_EXERCISE_: Find all the lines with "Number" and gather them.

_Stored data entries_:
· · · · · · ·
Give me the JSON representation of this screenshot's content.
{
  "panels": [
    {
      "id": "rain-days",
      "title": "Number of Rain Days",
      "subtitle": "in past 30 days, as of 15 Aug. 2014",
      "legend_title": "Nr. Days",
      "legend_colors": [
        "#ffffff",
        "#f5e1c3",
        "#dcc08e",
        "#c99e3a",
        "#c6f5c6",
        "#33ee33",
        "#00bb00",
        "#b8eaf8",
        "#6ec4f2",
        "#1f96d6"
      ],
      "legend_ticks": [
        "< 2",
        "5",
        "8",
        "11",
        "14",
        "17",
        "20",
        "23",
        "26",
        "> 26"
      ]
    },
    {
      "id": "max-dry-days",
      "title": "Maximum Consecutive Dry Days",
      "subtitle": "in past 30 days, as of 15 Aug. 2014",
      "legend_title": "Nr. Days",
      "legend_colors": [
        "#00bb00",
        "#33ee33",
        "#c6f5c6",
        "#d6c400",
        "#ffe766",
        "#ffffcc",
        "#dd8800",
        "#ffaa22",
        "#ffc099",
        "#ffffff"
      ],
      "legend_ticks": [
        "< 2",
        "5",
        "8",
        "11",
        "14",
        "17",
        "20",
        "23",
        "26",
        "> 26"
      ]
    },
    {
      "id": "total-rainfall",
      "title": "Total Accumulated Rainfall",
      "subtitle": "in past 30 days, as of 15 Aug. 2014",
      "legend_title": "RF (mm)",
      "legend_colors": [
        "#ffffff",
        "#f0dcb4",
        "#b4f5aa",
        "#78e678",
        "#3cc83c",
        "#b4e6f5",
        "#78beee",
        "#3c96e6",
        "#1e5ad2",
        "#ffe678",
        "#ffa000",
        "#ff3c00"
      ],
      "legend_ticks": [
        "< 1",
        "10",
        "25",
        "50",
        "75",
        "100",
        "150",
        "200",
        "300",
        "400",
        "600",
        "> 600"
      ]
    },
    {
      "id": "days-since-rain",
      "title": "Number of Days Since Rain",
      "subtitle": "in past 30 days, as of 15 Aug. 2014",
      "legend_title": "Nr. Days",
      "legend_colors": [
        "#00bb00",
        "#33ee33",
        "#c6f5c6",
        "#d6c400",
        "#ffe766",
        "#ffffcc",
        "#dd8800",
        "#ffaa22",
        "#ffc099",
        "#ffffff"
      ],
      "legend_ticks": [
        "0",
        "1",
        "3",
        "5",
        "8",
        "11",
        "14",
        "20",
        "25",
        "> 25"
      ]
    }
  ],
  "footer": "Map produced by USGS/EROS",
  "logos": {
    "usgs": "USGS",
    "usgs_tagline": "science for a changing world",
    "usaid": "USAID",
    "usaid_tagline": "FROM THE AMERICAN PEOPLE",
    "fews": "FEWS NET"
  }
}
· · · · · · ·
_CORRECT ANSWER_:
      "title": "Number of Rain Days",
      "title": "Number of Days Since Rain",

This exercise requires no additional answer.